> To do
Reproduce the items word for word, beginning with the first line and stopping after the line that contains "cell-up: 0.20 kb/s xyxy=(548,248,583,258)".

> Provided records
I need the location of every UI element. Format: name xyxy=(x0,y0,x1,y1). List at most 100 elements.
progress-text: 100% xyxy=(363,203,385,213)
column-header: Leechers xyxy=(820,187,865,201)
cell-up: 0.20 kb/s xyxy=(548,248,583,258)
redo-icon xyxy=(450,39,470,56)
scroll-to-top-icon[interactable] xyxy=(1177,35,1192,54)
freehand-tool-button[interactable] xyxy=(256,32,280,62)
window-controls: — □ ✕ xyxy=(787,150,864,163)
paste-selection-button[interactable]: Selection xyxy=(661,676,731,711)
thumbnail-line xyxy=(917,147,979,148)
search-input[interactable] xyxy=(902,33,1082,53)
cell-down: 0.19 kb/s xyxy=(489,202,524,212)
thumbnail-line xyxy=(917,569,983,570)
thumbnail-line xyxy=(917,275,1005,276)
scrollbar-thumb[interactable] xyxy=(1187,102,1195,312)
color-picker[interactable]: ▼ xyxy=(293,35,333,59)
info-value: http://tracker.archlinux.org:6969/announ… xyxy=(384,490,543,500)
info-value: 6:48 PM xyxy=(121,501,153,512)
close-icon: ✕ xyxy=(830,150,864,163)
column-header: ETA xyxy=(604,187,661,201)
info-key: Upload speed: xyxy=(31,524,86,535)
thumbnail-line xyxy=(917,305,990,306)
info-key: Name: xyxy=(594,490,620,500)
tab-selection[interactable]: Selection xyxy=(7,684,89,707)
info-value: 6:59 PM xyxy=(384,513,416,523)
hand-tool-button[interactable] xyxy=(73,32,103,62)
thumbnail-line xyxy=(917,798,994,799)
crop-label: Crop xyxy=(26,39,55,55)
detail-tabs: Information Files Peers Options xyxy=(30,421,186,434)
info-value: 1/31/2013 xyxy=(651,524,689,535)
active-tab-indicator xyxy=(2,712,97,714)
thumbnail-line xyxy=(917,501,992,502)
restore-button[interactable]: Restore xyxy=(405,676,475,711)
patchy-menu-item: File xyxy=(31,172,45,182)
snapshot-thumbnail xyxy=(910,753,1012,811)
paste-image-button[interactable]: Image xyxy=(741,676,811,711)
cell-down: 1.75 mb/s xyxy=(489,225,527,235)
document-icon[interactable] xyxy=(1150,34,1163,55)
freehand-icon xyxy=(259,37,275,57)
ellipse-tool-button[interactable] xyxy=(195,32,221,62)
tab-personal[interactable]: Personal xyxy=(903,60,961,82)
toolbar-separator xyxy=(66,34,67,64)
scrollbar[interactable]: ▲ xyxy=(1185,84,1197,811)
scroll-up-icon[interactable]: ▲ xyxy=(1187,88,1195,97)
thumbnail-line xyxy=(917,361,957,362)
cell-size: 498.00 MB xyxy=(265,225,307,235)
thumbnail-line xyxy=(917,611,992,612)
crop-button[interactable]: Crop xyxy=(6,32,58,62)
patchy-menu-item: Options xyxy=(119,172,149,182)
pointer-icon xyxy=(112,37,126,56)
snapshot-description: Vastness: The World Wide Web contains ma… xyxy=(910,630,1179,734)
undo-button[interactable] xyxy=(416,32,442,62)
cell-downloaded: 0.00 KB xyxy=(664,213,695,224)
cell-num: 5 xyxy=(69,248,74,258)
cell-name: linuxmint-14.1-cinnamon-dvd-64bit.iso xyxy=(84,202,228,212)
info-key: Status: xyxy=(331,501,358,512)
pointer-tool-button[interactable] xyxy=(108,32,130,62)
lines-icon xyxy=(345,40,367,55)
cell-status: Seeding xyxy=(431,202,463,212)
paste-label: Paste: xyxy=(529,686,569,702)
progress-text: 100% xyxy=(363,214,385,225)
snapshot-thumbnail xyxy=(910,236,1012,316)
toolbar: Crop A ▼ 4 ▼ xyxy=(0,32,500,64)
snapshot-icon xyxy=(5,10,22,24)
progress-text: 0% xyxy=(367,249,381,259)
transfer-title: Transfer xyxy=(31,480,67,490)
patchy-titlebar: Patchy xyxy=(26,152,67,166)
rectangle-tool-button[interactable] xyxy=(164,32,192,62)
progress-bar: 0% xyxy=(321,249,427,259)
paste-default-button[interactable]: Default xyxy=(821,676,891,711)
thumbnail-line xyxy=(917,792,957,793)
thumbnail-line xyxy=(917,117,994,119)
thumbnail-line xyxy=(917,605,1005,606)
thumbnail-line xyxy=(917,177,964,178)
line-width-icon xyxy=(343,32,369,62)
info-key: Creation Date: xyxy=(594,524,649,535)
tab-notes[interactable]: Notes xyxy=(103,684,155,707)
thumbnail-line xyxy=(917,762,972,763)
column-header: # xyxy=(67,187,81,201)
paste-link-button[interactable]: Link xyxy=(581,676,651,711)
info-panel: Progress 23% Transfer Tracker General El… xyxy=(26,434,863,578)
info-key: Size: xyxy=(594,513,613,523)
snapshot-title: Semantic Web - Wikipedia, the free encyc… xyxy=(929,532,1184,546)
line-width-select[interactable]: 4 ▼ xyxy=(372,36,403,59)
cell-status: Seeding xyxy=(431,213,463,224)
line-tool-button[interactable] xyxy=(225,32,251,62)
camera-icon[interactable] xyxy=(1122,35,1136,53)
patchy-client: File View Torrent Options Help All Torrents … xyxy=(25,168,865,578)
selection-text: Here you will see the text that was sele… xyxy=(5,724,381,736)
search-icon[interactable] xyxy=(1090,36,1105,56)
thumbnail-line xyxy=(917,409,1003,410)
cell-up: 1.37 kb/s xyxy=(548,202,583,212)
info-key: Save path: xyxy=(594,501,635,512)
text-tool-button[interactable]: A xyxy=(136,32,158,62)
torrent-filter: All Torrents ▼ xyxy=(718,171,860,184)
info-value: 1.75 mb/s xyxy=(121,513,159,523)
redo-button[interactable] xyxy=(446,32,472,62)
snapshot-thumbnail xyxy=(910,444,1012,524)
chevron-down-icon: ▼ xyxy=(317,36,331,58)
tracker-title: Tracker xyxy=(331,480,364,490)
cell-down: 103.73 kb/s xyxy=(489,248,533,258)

> Final answer
I need the location of every UI element. Format: name xyxy=(x0,y0,x1,y1). List at most 100 elements.
progress-text: 100% xyxy=(363,203,385,213)
column-header: Leechers xyxy=(820,187,865,201)
cell-up: 0.20 kb/s xyxy=(548,248,583,258)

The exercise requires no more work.